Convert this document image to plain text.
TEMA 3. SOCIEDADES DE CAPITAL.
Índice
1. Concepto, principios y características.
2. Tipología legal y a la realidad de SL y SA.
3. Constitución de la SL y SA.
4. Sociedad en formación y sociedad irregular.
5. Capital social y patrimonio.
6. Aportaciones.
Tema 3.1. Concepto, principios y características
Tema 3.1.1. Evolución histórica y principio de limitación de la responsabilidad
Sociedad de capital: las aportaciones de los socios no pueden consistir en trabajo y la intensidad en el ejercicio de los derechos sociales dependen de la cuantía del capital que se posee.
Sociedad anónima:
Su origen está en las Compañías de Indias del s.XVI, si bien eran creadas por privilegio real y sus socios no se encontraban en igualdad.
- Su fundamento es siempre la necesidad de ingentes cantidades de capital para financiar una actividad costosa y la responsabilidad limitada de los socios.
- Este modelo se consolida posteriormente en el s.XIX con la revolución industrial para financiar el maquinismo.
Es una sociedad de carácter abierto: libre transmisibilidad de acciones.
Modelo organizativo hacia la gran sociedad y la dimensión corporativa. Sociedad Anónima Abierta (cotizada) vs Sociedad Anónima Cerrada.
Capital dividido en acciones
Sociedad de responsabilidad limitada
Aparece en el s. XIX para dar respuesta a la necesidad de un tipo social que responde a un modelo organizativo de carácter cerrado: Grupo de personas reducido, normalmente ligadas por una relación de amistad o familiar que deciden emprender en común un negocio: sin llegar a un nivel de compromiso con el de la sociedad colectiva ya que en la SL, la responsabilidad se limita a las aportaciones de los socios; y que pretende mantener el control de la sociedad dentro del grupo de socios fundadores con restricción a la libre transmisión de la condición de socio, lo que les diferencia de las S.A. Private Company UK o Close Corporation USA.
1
★ ★ ★ ★
▸ Directions for this task
Copy all of the data. Keep every word exactly as it is.

▸ Solution to this task
Convert this document image to plain text.
TEMA 3. SOCIEDADES DE CAPITAL.
Índice
1. Concepto, principios y características.
2. Tipología legal y a la realidad de SL y SA.
3. Constitución de la SL y SA.
4. Sociedad en formación y sociedad irregular.
5. Capital social y patrimonio.
6. Aportaciones.
Tema 3.1. Concepto, principios y características
Tema 3.1.1. Evolución histórica y principio de limitación de la responsabilidad
Sociedad de capital: las aportaciones de los socios no pueden consistir en trabajo y la intensidad en el ejercicio de los derechos sociales dependen de la cuantía del capital que se posee.
Sociedad anónima:
Su origen está en las Compañías de Indias del s.XVI, si bien eran creadas por privilegio real y sus socios no se encontraban en igualdad.
- Su fundamento es siempre la necesidad de ingentes cantidades de capital para financiar una actividad costosa y la responsabilidad limitada de los socios.
- Este modelo se consolida posteriormente en el s.XIX con la revolución industrial para financiar el maquinismo.
Es una sociedad de carácter abierto: libre transmisibilidad de acciones.
Modelo organizativo hacia la gran sociedad y la dimensión corporativa. Sociedad Anónima Abierta (cotizada) vs Sociedad Anónima Cerrada.
Capital dividido en acciones
Sociedad de responsabilidad limitada
Aparece en el s. XIX para dar respuesta a la necesidad de un tipo social que responde a un modelo organizativo de carácter cerrado: Grupo de personas reducido, normalmente ligadas por una relación de amistad o familiar que deciden emprender en común un negocio: sin llegar a un nivel de compromiso con el de la sociedad colectiva ya que en la SL, la responsabilidad se limita a las aportaciones de los socios; y que pretende mantener el control de la sociedad dentro del grupo de socios fundadores con restricción a la libre transmisión de la condición de socio, lo que les diferencia de las S.A. Private Company UK o Close Corporation USA.
1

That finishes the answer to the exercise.